→ Dataset content:
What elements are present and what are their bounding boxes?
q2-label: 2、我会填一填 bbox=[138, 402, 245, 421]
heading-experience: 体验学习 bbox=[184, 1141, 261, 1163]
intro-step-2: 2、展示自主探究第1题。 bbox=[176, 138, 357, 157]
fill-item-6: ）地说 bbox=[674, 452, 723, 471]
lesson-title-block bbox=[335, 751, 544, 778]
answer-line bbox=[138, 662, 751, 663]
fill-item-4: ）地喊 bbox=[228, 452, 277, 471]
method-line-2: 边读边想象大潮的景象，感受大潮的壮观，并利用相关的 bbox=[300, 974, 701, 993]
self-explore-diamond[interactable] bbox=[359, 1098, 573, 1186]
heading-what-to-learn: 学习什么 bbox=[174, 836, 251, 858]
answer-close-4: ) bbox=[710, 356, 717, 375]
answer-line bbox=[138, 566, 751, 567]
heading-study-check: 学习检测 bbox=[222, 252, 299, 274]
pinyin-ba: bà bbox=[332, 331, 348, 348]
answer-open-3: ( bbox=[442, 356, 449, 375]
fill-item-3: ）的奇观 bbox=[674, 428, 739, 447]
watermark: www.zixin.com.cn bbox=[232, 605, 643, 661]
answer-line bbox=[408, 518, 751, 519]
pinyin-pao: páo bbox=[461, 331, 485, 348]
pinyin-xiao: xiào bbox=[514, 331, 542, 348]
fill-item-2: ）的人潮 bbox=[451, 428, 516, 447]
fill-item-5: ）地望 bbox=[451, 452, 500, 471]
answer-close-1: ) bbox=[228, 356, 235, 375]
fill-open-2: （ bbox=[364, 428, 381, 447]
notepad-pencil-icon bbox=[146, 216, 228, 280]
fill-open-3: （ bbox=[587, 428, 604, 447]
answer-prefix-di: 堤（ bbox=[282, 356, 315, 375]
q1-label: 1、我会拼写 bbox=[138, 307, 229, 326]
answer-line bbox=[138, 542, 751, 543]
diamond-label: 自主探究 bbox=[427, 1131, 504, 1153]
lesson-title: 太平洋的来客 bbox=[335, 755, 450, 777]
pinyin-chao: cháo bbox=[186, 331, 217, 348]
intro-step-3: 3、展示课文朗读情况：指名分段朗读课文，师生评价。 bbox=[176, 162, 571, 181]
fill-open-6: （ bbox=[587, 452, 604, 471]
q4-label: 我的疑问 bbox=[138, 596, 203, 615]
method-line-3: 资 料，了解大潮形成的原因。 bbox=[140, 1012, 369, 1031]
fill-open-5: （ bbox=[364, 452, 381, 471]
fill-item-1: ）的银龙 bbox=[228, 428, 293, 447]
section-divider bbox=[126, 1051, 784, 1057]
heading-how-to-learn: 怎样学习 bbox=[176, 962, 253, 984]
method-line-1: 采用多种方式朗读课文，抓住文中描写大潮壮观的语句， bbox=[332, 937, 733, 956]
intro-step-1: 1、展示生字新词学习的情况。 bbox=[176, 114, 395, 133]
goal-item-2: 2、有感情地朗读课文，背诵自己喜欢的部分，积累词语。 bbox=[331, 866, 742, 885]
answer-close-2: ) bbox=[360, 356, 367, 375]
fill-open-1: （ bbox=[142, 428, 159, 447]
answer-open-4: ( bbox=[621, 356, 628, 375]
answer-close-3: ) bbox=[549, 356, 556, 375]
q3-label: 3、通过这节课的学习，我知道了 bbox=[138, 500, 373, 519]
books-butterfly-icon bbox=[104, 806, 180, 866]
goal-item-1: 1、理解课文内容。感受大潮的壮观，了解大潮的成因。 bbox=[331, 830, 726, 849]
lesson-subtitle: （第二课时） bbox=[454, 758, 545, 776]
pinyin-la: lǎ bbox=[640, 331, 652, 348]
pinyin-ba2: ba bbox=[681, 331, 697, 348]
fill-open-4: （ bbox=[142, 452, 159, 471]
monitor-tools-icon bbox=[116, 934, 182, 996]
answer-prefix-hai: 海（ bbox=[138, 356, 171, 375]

→ Task: Set down the entries verbatim, starting at the first line and ending at the line that contains "heading-what-to-learn: 学习什么 bbox=[174, 836, 251, 858]".

→ Written answer:
What elements are present and what are their bounding boxes?
q2-label: 2、我会填一填 bbox=[138, 402, 245, 421]
heading-experience: 体验学习 bbox=[184, 1141, 261, 1163]
intro-step-2: 2、展示自主探究第1题。 bbox=[176, 138, 357, 157]
fill-item-6: ）地说 bbox=[674, 452, 723, 471]
lesson-title-block bbox=[335, 751, 544, 778]
answer-line bbox=[138, 662, 751, 663]
fill-item-4: ）地喊 bbox=[228, 452, 277, 471]
method-line-2: 边读边想象大潮的景象，感受大潮的壮观，并利用相关的 bbox=[300, 974, 701, 993]
self-explore-diamond[interactable] bbox=[359, 1098, 573, 1186]
heading-what-to-learn: 学习什么 bbox=[174, 836, 251, 858]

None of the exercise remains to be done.